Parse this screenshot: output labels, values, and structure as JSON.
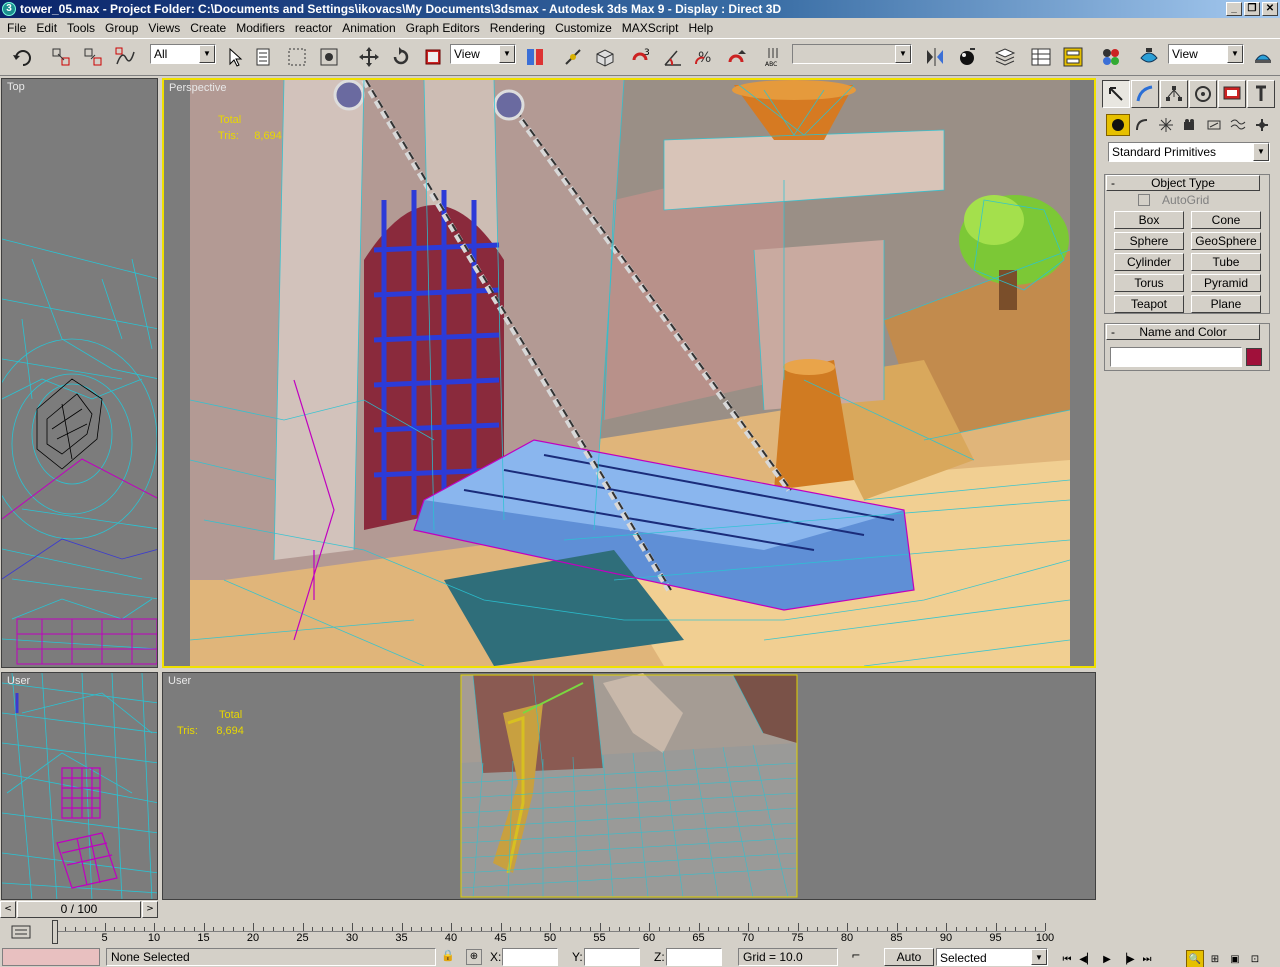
{
  "window": {
    "title": "tower_05.max    - Project Folder: C:\\Documents and Settings\\ikovacs\\My Documents\\3dsmax    - Autodesk 3ds Max 9     - Display : Direct 3D",
    "app_icon": "3ds-max-icon",
    "buttons": [
      "_",
      "❐",
      "✕"
    ]
  },
  "menu": [
    "File",
    "Edit",
    "Tools",
    "Group",
    "Views",
    "Create",
    "Modifiers",
    "reactor",
    "Animation",
    "Graph Editors",
    "Rendering",
    "Customize",
    "MAXScript",
    "Help"
  ],
  "toolbar": {
    "selection_filter": "All",
    "ref_coord": "View",
    "named_selection": "",
    "render_type": "View"
  },
  "viewports": {
    "top": {
      "label": "Top"
    },
    "perspective": {
      "label": "Perspective",
      "stats_total": "Total",
      "stats_tris_label": "Tris:",
      "stats_tris_value": "8,694"
    },
    "user_left": {
      "label": "User"
    },
    "user_main": {
      "label": "User",
      "stats_total": "Total",
      "stats_tris_label": "Tris:",
      "stats_tris_value": "8,694"
    }
  },
  "command_panel": {
    "category": "Standard Primitives",
    "object_type_title": "Object Type",
    "autogrid_label": "AutoGrid",
    "primitives": [
      "Box",
      "Cone",
      "Sphere",
      "GeoSphere",
      "Cylinder",
      "Tube",
      "Torus",
      "Pyramid",
      "Teapot",
      "Plane"
    ],
    "name_color_title": "Name and Color",
    "name_value": "",
    "color": "#a0103a"
  },
  "timeline": {
    "frame_display": "0 / 100",
    "ticks": [
      "0",
      "5",
      "10",
      "15",
      "20",
      "25",
      "30",
      "35",
      "40",
      "45",
      "50",
      "55",
      "60",
      "65",
      "70",
      "75",
      "80",
      "85",
      "90",
      "95",
      "100"
    ]
  },
  "status": {
    "selection": "None Selected",
    "x_label": "X:",
    "y_label": "Y:",
    "z_label": "Z:",
    "grid": "Grid = 10.0",
    "auto_key": "Auto Key",
    "key_filter": "Selected"
  },
  "colors": {
    "title_start": "#0a246a",
    "active_border": "#f0e000",
    "wire_cyan": "#29c4d4",
    "wire_magenta": "#c000c0",
    "viewport_bg": "#7c7c7c"
  }
}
§ §
→ TASK DETAILS
Without the pictures, copy the material exactly as given.

→ RESULT FOR THIS EXERCISE
Parse this screenshot: output labels, values, and structure as JSON.
{
  "window": {
    "title": "tower_05.max    - Project Folder: C:\\Documents and Settings\\ikovacs\\My Documents\\3dsmax    - Autodesk 3ds Max 9     - Display : Direct 3D",
    "app_icon": "3ds-max-icon",
    "buttons": [
      "_",
      "❐",
      "✕"
    ]
  },
  "menu": [
    "File",
    "Edit",
    "Tools",
    "Group",
    "Views",
    "Create",
    "Modifiers",
    "reactor",
    "Animation",
    "Graph Editors",
    "Rendering",
    "Customize",
    "MAXScript",
    "Help"
  ],
  "toolbar": {
    "selection_filter": "All",
    "ref_coord": "View",
    "named_selection": "",
    "render_type": "View"
  },
  "viewports": {
    "top": {
      "label": "Top"
    },
    "perspective": {
      "label": "Perspective",
      "stats_total": "Total",
      "stats_tris_label": "Tris:",
      "stats_tris_value": "8,694"
    },
    "user_left": {
      "label": "User"
    },
    "user_main": {
      "label": "User",
      "stats_total": "Total",
      "stats_tris_label": "Tris:",
      "stats_tris_value": "8,694"
    }
  },
  "command_panel": {
    "category": "Standard Primitives",
    "object_type_title": "Object Type",
    "autogrid_label": "AutoGrid",
    "primitives": [
      "Box",
      "Cone",
      "Sphere",
      "GeoSphere",
      "Cylinder",
      "Tube",
      "Torus",
      "Pyramid",
      "Teapot",
      "Plane"
    ],
    "name_color_title": "Name and Color",
    "name_value": "",
    "color": "#a0103a"
  },
  "timeline": {
    "frame_display": "0 / 100",
    "ticks": [
      "0",
      "5",
      "10",
      "15",
      "20",
      "25",
      "30",
      "35",
      "40",
      "45",
      "50",
      "55",
      "60",
      "65",
      "70",
      "75",
      "80",
      "85",
      "90",
      "95",
      "100"
    ]
  },
  "status": {
    "selection": "None Selected",
    "x_label": "X:",
    "y_label": "Y:",
    "z_label": "Z:",
    "grid": "Grid = 10.0",
    "auto_key": "Auto Key",
    "key_filter": "Selected"
  },
  "colors": {
    "title_start": "#0a246a",
    "active_border": "#f0e000",
    "wire_cyan": "#29c4d4",
    "wire_magenta": "#c000c0",
    "viewport_bg": "#7c7c7c"
  }
}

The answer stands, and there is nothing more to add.